● **Objective**: Which lines in the entries below contain the string "number"? Collect each of those lines and copy it out in full.

Spatial layout data
>>

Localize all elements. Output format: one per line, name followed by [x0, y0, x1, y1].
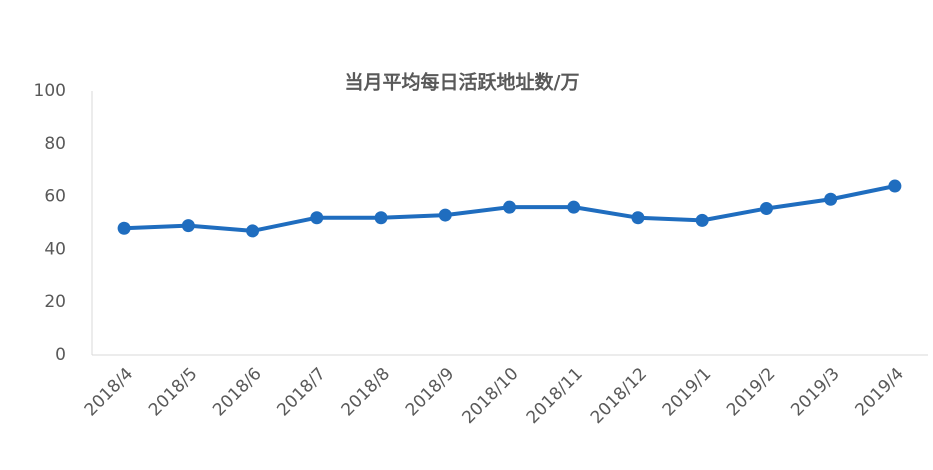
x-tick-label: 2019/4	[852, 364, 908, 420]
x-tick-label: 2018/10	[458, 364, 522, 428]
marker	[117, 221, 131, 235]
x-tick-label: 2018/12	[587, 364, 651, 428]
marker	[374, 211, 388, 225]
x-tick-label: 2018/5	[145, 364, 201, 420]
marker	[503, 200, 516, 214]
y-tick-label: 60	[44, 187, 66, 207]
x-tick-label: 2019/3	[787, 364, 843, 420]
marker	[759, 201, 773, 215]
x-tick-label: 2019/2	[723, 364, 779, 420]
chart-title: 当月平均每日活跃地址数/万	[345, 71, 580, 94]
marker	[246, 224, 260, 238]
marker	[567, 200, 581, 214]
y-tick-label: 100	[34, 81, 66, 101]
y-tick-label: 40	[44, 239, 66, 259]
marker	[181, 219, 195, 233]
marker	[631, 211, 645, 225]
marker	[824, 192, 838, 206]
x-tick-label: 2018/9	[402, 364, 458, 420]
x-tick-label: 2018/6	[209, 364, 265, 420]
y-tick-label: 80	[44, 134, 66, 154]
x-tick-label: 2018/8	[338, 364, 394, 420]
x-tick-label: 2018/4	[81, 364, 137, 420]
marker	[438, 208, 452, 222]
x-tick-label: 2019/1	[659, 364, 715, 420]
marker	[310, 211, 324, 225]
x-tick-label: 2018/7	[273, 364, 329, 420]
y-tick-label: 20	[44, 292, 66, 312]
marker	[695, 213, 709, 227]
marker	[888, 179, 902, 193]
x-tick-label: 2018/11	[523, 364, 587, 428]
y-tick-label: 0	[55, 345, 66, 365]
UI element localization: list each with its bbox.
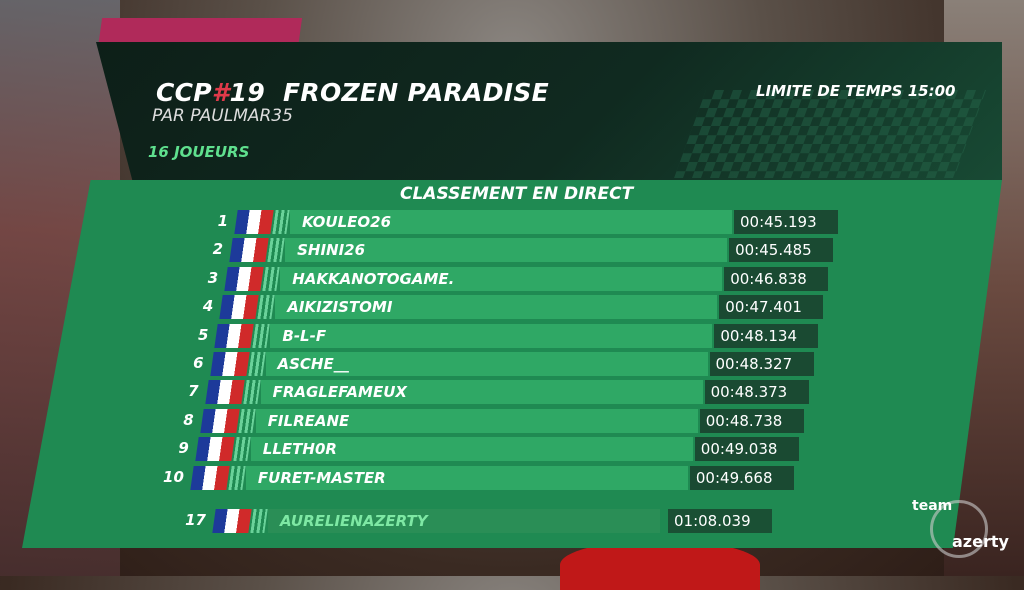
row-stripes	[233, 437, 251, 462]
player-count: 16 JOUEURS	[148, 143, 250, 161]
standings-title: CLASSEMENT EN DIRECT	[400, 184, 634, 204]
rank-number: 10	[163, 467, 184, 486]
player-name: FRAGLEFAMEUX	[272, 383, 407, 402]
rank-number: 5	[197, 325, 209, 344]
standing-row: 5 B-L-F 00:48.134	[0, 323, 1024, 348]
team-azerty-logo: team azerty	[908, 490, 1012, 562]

<<

● **Task solution**:
rank-number: 10	[163, 467, 184, 486]
rank-number: 5	[197, 325, 209, 344]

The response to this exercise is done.